> [Task requirements]:
Take every line from the listing below that contains "vagy".

> [Materials provided]:

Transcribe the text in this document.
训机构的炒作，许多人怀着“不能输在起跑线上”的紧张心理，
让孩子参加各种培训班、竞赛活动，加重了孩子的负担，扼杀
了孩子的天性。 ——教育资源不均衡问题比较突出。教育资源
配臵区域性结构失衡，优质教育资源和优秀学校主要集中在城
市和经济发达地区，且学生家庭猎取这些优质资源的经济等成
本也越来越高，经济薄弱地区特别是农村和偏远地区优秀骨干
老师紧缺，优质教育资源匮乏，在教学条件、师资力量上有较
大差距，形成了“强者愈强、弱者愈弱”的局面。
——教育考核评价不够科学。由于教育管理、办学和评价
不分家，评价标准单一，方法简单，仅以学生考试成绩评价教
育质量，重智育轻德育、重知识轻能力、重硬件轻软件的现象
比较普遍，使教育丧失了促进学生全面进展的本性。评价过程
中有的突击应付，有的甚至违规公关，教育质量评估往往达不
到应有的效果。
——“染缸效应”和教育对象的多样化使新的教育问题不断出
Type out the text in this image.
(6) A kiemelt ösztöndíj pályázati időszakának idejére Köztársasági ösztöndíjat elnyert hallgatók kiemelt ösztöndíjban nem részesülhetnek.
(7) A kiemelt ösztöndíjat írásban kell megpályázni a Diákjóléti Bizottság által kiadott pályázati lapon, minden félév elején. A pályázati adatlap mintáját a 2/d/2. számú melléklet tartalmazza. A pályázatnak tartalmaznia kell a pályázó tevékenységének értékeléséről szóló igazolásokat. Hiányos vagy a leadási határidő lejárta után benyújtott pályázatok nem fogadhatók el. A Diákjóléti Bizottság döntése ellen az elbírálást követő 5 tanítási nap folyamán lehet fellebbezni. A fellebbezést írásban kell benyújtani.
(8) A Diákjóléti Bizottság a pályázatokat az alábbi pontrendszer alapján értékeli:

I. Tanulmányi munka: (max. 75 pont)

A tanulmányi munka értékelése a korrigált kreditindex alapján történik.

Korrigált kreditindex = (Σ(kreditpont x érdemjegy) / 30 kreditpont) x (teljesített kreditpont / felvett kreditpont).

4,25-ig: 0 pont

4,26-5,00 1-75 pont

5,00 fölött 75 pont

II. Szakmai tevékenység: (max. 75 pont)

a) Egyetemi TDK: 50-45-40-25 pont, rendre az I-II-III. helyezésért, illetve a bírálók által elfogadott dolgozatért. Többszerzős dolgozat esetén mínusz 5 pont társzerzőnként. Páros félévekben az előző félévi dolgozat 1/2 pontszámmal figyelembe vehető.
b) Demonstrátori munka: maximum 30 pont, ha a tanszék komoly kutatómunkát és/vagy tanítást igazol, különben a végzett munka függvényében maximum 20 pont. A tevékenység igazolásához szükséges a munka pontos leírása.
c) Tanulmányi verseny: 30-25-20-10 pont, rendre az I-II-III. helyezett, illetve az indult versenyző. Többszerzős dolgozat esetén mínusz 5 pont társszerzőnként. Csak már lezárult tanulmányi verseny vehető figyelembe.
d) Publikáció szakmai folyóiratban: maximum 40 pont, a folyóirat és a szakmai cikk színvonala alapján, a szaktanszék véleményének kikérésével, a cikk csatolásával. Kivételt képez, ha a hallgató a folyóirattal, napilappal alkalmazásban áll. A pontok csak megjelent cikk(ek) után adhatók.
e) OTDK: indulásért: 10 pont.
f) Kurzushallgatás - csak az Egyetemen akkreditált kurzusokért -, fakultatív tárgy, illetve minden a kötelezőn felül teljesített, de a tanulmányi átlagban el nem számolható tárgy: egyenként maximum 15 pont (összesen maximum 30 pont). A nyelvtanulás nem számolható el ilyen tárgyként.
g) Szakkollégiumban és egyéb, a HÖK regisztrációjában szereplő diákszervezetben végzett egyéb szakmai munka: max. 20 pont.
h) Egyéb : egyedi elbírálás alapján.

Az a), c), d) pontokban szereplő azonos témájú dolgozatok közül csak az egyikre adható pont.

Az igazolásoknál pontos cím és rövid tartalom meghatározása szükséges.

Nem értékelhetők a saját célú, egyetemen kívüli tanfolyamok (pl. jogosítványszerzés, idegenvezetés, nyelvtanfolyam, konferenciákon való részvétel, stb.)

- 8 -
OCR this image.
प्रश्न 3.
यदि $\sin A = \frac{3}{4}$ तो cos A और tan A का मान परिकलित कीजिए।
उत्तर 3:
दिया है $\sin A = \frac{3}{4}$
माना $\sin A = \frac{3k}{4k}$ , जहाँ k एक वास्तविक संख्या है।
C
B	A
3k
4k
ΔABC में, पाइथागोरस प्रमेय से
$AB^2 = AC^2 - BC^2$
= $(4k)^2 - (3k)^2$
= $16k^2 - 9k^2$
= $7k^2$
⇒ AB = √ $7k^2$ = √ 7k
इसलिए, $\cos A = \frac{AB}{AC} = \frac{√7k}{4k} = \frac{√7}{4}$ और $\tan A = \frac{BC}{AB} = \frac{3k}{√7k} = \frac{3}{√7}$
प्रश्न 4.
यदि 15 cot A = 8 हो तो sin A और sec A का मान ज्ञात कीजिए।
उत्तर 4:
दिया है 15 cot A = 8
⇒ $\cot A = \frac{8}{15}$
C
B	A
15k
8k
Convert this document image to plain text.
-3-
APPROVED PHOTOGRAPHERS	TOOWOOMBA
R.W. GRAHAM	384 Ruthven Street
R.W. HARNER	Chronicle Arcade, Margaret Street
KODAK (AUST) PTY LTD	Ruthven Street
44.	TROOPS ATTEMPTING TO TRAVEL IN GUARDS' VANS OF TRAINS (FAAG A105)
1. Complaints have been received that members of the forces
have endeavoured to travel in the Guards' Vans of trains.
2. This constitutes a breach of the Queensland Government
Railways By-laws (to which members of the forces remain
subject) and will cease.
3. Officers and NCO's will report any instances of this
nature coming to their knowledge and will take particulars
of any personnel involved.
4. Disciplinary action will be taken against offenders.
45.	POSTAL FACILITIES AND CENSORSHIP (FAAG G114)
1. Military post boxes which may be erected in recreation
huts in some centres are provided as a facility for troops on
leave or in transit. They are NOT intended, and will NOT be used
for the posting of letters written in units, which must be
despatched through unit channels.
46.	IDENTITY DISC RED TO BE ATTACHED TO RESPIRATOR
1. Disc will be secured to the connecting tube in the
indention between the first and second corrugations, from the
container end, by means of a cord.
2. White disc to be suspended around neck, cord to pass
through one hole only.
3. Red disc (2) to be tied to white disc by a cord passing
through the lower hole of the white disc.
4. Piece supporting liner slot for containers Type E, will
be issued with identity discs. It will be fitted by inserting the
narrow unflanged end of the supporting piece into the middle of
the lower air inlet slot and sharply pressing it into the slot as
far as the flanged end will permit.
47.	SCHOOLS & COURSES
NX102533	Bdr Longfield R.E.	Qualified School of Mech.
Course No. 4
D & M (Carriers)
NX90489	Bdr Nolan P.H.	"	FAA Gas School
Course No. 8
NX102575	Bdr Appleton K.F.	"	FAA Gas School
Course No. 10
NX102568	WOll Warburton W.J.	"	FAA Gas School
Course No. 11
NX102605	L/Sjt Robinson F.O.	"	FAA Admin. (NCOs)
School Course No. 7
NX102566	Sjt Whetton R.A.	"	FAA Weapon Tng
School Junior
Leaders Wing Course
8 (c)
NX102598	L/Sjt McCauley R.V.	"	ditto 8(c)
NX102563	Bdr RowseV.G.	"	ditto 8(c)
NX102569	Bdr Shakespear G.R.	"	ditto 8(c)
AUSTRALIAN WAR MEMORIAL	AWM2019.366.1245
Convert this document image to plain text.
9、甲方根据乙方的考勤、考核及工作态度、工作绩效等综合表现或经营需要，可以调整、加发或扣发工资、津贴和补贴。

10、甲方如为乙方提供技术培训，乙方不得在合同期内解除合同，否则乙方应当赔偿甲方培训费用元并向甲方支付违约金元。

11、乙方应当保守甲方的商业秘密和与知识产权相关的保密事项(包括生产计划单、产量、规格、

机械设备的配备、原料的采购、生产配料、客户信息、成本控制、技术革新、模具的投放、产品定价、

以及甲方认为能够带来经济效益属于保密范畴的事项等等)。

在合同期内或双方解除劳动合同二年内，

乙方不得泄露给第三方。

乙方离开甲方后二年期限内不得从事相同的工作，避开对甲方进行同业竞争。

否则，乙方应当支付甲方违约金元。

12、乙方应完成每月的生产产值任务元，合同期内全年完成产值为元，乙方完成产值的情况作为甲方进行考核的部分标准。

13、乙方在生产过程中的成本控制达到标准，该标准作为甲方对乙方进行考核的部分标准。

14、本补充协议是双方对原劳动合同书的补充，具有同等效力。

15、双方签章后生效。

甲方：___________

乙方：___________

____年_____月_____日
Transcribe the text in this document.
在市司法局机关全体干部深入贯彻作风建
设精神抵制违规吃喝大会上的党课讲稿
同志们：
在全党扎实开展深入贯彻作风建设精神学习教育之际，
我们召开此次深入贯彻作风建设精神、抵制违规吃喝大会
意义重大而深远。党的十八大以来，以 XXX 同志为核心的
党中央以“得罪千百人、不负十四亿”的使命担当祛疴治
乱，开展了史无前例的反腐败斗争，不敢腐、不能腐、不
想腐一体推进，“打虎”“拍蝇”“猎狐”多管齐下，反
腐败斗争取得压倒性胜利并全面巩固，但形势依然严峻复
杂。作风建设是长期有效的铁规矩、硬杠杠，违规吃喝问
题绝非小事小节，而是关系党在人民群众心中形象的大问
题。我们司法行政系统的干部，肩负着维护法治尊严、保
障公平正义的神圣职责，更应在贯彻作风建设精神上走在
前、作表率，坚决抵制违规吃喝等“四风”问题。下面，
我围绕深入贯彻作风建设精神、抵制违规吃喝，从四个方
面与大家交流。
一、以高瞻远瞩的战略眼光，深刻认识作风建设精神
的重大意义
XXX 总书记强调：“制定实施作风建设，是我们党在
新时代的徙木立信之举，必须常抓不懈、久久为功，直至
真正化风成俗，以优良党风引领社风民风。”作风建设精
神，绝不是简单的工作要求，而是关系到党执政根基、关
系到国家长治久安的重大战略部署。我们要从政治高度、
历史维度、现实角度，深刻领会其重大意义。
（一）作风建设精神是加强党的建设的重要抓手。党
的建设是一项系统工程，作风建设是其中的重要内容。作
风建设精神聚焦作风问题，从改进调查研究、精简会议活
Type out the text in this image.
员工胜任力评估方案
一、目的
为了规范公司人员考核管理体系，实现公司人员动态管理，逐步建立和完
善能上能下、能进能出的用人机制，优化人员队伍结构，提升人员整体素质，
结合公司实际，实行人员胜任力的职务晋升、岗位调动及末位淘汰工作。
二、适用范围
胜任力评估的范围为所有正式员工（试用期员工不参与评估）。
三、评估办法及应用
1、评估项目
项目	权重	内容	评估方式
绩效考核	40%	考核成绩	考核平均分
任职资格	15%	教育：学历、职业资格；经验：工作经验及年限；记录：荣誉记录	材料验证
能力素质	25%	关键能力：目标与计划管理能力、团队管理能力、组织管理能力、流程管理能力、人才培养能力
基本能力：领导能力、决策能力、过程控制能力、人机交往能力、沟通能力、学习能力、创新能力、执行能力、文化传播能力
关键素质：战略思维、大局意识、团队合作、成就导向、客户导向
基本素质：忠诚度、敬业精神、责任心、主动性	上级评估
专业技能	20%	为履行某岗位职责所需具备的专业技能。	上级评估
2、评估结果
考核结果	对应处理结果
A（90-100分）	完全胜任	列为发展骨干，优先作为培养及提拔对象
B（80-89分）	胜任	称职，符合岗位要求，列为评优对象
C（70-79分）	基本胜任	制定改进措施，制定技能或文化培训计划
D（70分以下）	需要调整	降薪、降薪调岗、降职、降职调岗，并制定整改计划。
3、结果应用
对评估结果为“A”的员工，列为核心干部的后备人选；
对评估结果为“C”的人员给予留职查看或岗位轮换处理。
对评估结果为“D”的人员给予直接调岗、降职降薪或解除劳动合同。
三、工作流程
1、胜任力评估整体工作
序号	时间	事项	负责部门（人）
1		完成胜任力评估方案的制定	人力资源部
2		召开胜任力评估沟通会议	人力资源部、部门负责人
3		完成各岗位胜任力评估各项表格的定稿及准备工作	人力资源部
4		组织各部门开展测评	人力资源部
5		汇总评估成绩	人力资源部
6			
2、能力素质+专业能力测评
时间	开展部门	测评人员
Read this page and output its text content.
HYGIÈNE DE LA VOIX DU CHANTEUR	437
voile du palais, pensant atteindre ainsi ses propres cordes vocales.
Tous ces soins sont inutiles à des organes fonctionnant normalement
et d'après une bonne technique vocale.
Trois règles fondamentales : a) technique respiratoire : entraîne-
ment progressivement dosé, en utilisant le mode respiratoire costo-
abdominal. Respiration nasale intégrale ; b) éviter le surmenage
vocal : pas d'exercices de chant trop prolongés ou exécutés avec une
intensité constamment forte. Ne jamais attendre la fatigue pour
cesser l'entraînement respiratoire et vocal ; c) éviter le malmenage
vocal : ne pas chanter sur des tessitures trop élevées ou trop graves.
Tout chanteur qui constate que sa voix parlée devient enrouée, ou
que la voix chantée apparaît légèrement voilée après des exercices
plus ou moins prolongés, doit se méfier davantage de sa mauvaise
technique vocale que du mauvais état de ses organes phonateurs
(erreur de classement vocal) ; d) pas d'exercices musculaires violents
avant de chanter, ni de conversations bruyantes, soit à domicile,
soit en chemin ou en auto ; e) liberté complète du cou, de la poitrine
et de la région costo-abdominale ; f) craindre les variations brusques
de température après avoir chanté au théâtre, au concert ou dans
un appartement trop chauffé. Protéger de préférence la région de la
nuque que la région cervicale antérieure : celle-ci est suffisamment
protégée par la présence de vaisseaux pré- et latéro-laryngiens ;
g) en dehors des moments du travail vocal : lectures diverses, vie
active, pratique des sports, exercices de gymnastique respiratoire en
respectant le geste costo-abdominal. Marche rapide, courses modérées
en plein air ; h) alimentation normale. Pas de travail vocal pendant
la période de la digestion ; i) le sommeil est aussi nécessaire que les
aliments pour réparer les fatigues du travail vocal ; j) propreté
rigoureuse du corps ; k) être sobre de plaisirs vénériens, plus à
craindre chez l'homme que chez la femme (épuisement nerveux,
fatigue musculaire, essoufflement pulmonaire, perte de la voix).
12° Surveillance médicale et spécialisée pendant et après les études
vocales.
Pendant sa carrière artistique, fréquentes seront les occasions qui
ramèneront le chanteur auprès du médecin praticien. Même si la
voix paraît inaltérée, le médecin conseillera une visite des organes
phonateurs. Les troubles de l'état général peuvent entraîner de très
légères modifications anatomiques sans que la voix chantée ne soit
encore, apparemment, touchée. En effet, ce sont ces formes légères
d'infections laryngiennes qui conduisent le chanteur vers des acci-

> [Response for this exercise]:
(7) A kiemelt ösztöndíjat írásban kell megpályázni a Diákjóléti Bizottság által kiadott pályázati lapon, minden félév elején. A pályázati adatlap mintáját a 2/d/2. számú melléklet tartalmazza. A pályázatnak tartalmaznia kell a pályázó tevékenységének értékeléséről szóló igazolásokat. Hiányos vagy a leadási határidő lejárta után benyújtott pályázatok nem fogadhatók el. A Diákjóléti Bizottság döntése ellen az elbírálást követő 5 tanítási nap folyamán lehet fellebbezni. A fellebbezést írásban kell benyújtani.
b) Demonstrátori munka: maximum 30 pont, ha a tanszék komoly kutatómunkát és/vagy tanítást igazol, különben a végzett munka függvényében maximum 20 pont. A tevékenység igazolásához szükséges a munka pontos leírása.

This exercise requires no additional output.